CHALLENGE 1: In the records, starting at the first line and going on through the line containing "y-tick-label: 300.00 — [45, 423, 77, 435]", substitute "y-axis-tick" for every occurrence of "y-tick-label" and reproduce those lines with no other alteration.

## Start DOCUMENT EXCERPT

Spark dataframe - Replace tokens of a common string with column values for each row using scala - scala

I have a dataframe with 3 columns - number (Integer), Name (String), Color (String). Below is the result of df.show with repartition option.
val df = sparkSession.read.format("csv").option("header", "true").option("inferschema", "true").option("delimiter", ",").option("decoding", "utf8").load(fileName).repartition(5).toDF()
+------+------+------+
|Number| Name| Color|
+------+------+------+
| 4|Orange|Orange|
| 3| Apple| Green|
| 1| Apple| Red|
| 2|Banana|Yellow|
| 5| Apple| Red|
+------+------+------+
My objective is to create list of strings corresponding to each row by replacing the tokens in common dynamic string which I am passing as parameter to the method with the column values
For example: commonDynamicString = Column.Name with Column.Color color
In this string, my tokens are Column.Name and Column.Color. I need to replace these values for all the rows with respective values in that column. Note: this string can change dynamically hence hardcoding won’t work.
I don't want to use RDD unless no other option is available with dataframe.
Below are the approaches I tried but couldn't achieve my objective.
Option 1:
val a = df.foreach(t => {
finalValue = commonString.replace("Column.Number", t.getAs[Any]("Number").toString())
.replace("DF.Name", t.getAs("Name"))
.replace("DF.Color", t.getAs("Color"))
println ("finalValue: " +finalValue)
})
With this approach, the finalValue prints as expected. However, I cannot create a listbuffer or pass the final string from here as a list to other function as foreach returns Unit
and spark throws error.
Option 2: I am thinking about this option but would need some guidance to understand if foldleft or window or any other spark functions can be used to create a 4th column called "Final"
using withColumn option and use a UDF where I can extract all the tokens using regex pattern matching - "Column.\w+" and do replace operation for the tokens?
+------+------+------+--------------------------+
|Number| Name| Color| Final |
+------+------+------+--------------------------+
| 4|Orange|Orange|Orange with orange color |
| 3| Apple| Green|Apple with Green color |
| 1| Apple| Red|Apple with Red color |
| 2|Banana|Yellow|Banana with Yellow color |
| 5| Apple| Red|Apple with Red color |
+------+------+------+--------------------------+
Can someone help me with this problem and also to let me know if I am thinking in the right direction to use spark for handling large datasets?

## End DOCUMENT EXCERPT
## Start DATA SHOWN

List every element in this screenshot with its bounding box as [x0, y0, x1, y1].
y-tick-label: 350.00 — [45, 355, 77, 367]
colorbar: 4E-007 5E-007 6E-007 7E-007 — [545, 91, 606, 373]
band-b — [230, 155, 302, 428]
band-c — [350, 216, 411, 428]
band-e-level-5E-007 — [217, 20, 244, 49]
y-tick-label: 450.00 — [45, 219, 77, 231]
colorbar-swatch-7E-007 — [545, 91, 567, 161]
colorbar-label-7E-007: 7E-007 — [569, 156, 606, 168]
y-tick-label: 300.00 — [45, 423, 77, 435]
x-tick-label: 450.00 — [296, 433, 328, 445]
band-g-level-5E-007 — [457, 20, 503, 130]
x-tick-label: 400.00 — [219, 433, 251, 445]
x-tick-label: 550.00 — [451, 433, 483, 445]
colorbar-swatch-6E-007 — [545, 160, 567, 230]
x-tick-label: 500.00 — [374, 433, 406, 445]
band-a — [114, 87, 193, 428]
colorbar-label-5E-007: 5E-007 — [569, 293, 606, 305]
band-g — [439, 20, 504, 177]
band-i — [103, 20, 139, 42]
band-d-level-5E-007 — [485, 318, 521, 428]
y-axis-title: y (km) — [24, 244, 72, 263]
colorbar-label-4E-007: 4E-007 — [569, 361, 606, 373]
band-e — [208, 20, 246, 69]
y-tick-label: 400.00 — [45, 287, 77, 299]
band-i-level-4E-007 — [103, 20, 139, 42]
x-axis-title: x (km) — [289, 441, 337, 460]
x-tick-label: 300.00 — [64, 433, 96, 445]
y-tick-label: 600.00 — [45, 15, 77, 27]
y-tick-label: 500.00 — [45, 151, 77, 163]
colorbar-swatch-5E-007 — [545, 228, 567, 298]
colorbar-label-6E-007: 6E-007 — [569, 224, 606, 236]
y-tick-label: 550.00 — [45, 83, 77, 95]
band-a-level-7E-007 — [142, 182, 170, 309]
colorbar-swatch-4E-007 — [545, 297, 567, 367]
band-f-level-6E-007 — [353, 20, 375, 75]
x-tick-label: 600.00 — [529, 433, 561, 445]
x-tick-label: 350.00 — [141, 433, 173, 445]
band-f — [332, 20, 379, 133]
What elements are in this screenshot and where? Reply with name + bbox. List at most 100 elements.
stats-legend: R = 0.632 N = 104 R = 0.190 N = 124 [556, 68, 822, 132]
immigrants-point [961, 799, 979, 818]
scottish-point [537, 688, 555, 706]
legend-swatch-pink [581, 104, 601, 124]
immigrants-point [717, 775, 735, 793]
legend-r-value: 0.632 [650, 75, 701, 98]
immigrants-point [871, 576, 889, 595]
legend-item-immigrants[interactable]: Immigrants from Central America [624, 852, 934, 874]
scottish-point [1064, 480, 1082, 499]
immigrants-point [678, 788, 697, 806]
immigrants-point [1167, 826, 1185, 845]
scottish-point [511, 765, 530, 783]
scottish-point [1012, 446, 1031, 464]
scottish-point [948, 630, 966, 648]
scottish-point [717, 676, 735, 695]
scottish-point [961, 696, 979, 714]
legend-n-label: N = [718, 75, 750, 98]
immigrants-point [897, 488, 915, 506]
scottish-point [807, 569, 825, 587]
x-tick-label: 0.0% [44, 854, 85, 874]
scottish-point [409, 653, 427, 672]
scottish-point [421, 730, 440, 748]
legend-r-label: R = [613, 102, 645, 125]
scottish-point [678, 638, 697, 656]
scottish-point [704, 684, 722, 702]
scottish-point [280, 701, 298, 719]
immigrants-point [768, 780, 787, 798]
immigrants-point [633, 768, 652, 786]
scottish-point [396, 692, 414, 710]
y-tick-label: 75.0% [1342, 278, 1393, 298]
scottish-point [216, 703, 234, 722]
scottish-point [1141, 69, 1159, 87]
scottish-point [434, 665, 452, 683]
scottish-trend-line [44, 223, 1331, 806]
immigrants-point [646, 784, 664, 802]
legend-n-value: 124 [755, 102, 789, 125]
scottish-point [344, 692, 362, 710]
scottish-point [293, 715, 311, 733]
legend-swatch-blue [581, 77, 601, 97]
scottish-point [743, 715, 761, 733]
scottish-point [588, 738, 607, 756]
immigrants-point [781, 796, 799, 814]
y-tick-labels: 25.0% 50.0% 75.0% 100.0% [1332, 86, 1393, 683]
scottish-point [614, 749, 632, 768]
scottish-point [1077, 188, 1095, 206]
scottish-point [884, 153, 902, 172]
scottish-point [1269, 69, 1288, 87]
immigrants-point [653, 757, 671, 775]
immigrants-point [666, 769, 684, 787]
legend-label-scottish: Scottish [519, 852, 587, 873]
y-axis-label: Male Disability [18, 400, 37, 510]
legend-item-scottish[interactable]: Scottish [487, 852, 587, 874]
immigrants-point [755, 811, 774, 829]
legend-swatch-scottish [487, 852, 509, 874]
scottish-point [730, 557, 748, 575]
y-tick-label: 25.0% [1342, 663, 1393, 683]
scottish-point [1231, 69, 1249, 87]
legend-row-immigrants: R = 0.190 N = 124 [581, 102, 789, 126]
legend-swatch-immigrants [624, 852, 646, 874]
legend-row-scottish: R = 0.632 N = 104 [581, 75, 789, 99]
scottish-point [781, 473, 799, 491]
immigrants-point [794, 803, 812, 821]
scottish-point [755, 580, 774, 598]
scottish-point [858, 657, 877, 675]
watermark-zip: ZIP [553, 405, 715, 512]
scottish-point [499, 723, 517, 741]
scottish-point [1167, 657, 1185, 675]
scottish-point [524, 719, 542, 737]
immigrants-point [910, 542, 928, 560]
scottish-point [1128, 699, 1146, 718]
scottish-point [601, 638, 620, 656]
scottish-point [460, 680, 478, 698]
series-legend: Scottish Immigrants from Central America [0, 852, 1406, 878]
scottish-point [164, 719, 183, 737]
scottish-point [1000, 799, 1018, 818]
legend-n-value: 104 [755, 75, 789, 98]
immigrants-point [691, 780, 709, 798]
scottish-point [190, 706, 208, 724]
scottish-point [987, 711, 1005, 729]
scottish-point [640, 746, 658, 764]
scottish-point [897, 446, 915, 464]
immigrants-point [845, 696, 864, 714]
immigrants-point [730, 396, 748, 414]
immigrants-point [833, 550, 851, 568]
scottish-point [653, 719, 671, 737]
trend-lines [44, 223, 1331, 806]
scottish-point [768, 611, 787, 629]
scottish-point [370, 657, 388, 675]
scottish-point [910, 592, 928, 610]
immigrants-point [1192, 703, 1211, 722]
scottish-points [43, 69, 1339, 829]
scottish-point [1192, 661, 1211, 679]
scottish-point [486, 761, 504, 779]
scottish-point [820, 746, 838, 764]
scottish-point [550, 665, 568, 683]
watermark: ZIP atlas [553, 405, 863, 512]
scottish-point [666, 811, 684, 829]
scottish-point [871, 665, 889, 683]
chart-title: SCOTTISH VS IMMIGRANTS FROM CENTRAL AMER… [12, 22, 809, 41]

## End DATA SHOWN

CHALLENGE 2: From the Spark dataframe question, copy verbatim the passage starting with "Below are the" and going on through "spark throws error.".

FULL OUTPUT 1:
List every element in this screenshot with its bounding box as [x0, y0, x1, y1].
y-axis-tick: 350.00 — [45, 355, 77, 367]
colorbar: 4E-007 5E-007 6E-007 7E-007 — [545, 91, 606, 373]
band-b — [230, 155, 302, 428]
band-c — [350, 216, 411, 428]
band-e-level-5E-007 — [217, 20, 244, 49]
y-axis-tick: 450.00 — [45, 219, 77, 231]
colorbar-swatch-7E-007 — [545, 91, 567, 161]
colorbar-label-7E-007: 7E-007 — [569, 156, 606, 168]
y-axis-tick: 300.00 — [45, 423, 77, 435]

FULL OUTPUT 2:
Below are the approaches I tried but couldn't achieve my objective.
Option 1:
val a = df.foreach(t => {
finalValue = commonString.replace("Column.Number", t.getAs[Any]("Number").toString())
.replace("DF.Name", t.getAs("Name"))
.replace("DF.Color", t.getAs("Color"))
println ("finalValue: " +finalValue)
})
With this approach, the finalValue prints as expected. However, I cannot create a listbuffer or pass the final string from here as a list to other function as foreach returns Unit
and spark throws error.